Figure data in JSON =
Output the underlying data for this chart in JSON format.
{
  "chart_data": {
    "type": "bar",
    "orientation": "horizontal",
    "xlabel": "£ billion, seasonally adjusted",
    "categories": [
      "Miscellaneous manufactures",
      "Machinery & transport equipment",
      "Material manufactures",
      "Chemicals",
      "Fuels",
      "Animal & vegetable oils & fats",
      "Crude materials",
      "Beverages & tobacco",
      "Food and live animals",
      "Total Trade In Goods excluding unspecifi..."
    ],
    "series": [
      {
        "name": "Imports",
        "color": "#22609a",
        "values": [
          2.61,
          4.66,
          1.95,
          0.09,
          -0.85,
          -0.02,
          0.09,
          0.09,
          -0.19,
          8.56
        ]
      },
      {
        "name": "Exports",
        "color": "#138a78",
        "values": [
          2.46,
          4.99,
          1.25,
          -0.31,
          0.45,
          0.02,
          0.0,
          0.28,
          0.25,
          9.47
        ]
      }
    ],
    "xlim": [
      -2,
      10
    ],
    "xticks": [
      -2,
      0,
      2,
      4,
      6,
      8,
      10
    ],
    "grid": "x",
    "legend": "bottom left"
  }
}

WHAT YOU NEED TO DO = Reproduce the entire listing word for word.

REPLY =
Output the underlying data for this chart in JSON format.
{
  "chart_data": {
    "type": "bar",
    "orientation": "horizontal",
    "xlabel": "£ billion, seasonally adjusted",
    "categories": [
      "Miscellaneous manufactures",
      "Machinery & transport equipment",
      "Material manufactures",
      "Chemicals",
      "Fuels",
      "Animal & vegetable oils & fats",
      "Crude materials",
      "Beverages & tobacco",
      "Food and live animals",
      "Total Trade In Goods excluding unspecifi..."
    ],
    "series": [
      {
        "name": "Imports",
        "color": "#22609a",
        "values": [
          2.61,
          4.66,
          1.95,
          0.09,
          -0.85,
          -0.02,
          0.09,
          0.09,
          -0.19,
          8.56
        ]
      },
      {
        "name": "Exports",
        "color": "#138a78",
        "values": [
          2.46,
          4.99,
          1.25,
          -0.31,
          0.45,
          0.02,
          0.0,
          0.28,
          0.25,
          9.47
        ]
      }
    ],
    "xlim": [
      -2,
      10
    ],
    "xticks": [
      -2,
      0,
      2,
      4,
      6,
      8,
      10
    ],
    "grid": "x",
    "legend": "bottom left"
  }
}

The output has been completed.